Lines of data
※

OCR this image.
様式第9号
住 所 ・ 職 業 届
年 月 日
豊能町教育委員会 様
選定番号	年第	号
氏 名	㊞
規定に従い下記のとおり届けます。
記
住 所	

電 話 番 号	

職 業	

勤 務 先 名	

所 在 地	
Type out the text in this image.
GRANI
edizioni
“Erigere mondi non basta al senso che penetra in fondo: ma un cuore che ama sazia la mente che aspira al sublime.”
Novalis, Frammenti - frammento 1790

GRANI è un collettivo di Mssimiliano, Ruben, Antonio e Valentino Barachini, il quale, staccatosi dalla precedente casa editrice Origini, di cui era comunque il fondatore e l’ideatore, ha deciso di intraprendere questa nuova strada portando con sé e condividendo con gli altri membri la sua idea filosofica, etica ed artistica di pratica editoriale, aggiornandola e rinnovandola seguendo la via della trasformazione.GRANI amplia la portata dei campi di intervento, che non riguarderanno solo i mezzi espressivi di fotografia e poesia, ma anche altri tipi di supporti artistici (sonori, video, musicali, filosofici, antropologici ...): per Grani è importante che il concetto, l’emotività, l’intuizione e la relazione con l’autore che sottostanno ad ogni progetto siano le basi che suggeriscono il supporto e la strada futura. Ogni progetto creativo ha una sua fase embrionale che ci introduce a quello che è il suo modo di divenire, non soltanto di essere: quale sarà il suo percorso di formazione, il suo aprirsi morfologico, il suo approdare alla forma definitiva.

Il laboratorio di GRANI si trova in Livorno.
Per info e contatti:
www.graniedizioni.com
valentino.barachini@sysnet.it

※

Copy out each line above, character for character.

> RESPONSE TO THIS TASK
OCR this image.
様式第9号
住 所 ・ 職 業 届
年 月 日
豊能町教育委員会 様
選定番号	年第	号
氏 名	㊞
規定に従い下記のとおり届けます。
記
住 所	

電 話 番 号	

職 業	

勤 務 先 名	

所 在 地	
Type out the text in this image.
GRANI
edizioni
“Erigere mondi non basta al senso che penetra in fondo: ma un cuore che ama sazia la mente che aspira al sublime.”
Novalis, Frammenti - frammento 1790

GRANI è un collettivo di Mssimiliano, Ruben, Antonio e Valentino Barachini, il quale, staccatosi dalla precedente casa editrice Origini, di cui era comunque il fondatore e l’ideatore, ha deciso di intraprendere questa nuova strada portando con sé e condividendo con gli altri membri la sua idea filosofica, etica ed artistica di pratica editoriale, aggiornandola e rinnovandola seguendo la via della trasformazione.GRANI amplia la portata dei campi di intervento, che non riguarderanno solo i mezzi espressivi di fotografia e poesia, ma anche altri tipi di supporti artistici (sonori, video, musicali, filosofici, antropologici ...): per Grani è importante che il concetto, l’emotività, l’intuizione e la relazione con l’autore che sottostanno ad ogni progetto siano le basi che suggeriscono il supporto e la strada futura. Ogni progetto creativo ha una sua fase embrionale che ci introduce a quello che è il suo modo di divenire, non soltanto di essere: quale sarà il suo percorso di formazione, il suo aprirsi morfologico, il suo approdare alla forma definitiva.

Il laboratorio di GRANI si trova in Livorno.
Per info e contatti:
www.graniedizioni.com
valentino.barachini@sysnet.it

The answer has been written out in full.